* Start *
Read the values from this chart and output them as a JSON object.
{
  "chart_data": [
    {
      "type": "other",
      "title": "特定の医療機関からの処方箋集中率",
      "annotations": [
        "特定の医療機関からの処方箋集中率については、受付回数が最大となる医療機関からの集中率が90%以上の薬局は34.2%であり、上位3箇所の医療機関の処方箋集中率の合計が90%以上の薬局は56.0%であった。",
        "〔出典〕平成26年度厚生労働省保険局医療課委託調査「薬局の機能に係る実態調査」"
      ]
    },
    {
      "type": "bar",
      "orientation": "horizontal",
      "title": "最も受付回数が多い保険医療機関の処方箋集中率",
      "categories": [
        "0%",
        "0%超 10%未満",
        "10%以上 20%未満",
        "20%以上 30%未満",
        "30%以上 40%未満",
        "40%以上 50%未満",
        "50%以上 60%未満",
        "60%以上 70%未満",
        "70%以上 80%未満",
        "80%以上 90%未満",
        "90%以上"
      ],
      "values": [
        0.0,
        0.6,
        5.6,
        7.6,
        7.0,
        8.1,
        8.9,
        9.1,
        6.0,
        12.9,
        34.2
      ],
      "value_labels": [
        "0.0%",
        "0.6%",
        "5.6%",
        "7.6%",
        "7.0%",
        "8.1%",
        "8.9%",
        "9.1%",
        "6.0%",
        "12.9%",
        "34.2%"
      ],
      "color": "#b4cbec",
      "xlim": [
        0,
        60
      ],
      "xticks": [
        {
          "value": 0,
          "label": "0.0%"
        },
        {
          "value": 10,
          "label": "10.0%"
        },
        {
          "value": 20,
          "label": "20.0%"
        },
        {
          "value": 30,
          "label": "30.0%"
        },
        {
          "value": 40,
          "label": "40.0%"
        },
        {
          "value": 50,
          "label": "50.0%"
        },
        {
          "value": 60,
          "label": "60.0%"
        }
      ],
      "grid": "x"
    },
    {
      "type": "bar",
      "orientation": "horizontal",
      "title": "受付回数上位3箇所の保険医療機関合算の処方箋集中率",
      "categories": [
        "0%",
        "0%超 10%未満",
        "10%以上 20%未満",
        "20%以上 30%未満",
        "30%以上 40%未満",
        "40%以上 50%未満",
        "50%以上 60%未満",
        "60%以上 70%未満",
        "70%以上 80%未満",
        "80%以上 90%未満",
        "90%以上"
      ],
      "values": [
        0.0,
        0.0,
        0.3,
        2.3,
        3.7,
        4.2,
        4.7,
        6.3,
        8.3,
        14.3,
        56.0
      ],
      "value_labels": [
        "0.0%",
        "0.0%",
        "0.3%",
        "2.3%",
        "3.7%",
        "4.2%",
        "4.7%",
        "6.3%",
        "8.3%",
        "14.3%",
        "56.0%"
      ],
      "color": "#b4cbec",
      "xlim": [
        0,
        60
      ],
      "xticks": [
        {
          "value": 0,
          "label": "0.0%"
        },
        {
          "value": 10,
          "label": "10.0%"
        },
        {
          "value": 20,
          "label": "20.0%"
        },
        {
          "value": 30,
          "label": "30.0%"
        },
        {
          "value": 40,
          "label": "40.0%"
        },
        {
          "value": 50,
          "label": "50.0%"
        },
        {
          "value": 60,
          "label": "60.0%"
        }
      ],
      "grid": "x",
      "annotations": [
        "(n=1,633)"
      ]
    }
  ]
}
* End *
Exercise:
Transcribe every entry word for word.

Reply to the task:
Read the values from this chart and output them as a JSON object.
{
  "chart_data": [
    {
      "type": "other",
      "title": "特定の医療機関からの処方箋集中率",
      "annotations": [
        "特定の医療機関からの処方箋集中率については、受付回数が最大となる医療機関からの集中率が90%以上の薬局は34.2%であり、上位3箇所の医療機関の処方箋集中率の合計が90%以上の薬局は56.0%であった。",
        "〔出典〕平成26年度厚生労働省保険局医療課委託調査「薬局の機能に係る実態調査」"
      ]
    },
    {
      "type": "bar",
      "orientation": "horizontal",
      "title": "最も受付回数が多い保険医療機関の処方箋集中率",
      "categories": [
        "0%",
        "0%超 10%未満",
        "10%以上 20%未満",
        "20%以上 30%未満",
        "30%以上 40%未満",
        "40%以上 50%未満",
        "50%以上 60%未満",
        "60%以上 70%未満",
        "70%以上 80%未満",
        "80%以上 90%未満",
        "90%以上"
      ],
      "values": [
        0.0,
        0.6,
        5.6,
        7.6,
        7.0,
        8.1,
        8.9,
        9.1,
        6.0,
        12.9,
        34.2
      ],
      "value_labels": [
        "0.0%",
        "0.6%",
        "5.6%",
        "7.6%",
        "7.0%",
        "8.1%",
        "8.9%",
        "9.1%",
        "6.0%",
        "12.9%",
        "34.2%"
      ],
      "color": "#b4cbec",
      "xlim": [
        0,
        60
      ],
      "xticks": [
        {
          "value": 0,
          "label": "0.0%"
        },
        {
          "value": 10,
          "label": "10.0%"
        },
        {
          "value": 20,
          "label": "20.0%"
        },
        {
          "value": 30,
          "label": "30.0%"
        },
        {
          "value": 40,
          "label": "40.0%"
        },
        {
          "value": 50,
          "label": "50.0%"
        },
        {
          "value": 60,
          "label": "60.0%"
        }
      ],
      "grid": "x"
    },
    {
      "type": "bar",
      "orientation": "horizontal",
      "title": "受付回数上位3箇所の保険医療機関合算の処方箋集中率",
      "categories": [
        "0%",
        "0%超 10%未満",
        "10%以上 20%未満",
        "20%以上 30%未満",
        "30%以上 40%未満",
        "40%以上 50%未満",
        "50%以上 60%未満",
        "60%以上 70%未満",
        "70%以上 80%未満",
        "80%以上 90%未満",
        "90%以上"
      ],
      "values": [
        0.0,
        0.0,
        0.3,
        2.3,
        3.7,
        4.2,
        4.7,
        6.3,
        8.3,
        14.3,
        56.0
      ],
      "value_labels": [
        "0.0%",
        "0.0%",
        "0.3%",
        "2.3%",
        "3.7%",
        "4.2%",
        "4.7%",
        "6.3%",
        "8.3%",
        "14.3%",
        "56.0%"
      ],
      "color": "#b4cbec",
      "xlim": [
        0,
        60
      ],
      "xticks": [
        {
          "value": 0,
          "label": "0.0%"
        },
        {
          "value": 10,
          "label": "10.0%"
        },
        {
          "value": 20,
          "label": "20.0%"
        },
        {
          "value": 30,
          "label": "30.0%"
        },
        {
          "value": 40,
          "label": "40.0%"
        },
        {
          "value": 50,
          "label": "50.0%"
        },
        {
          "value": 60,
          "label": "60.0%"
        }
      ],
      "grid": "x",
      "annotations": [
        "(n=1,633)"
      ]
    }
  ]
}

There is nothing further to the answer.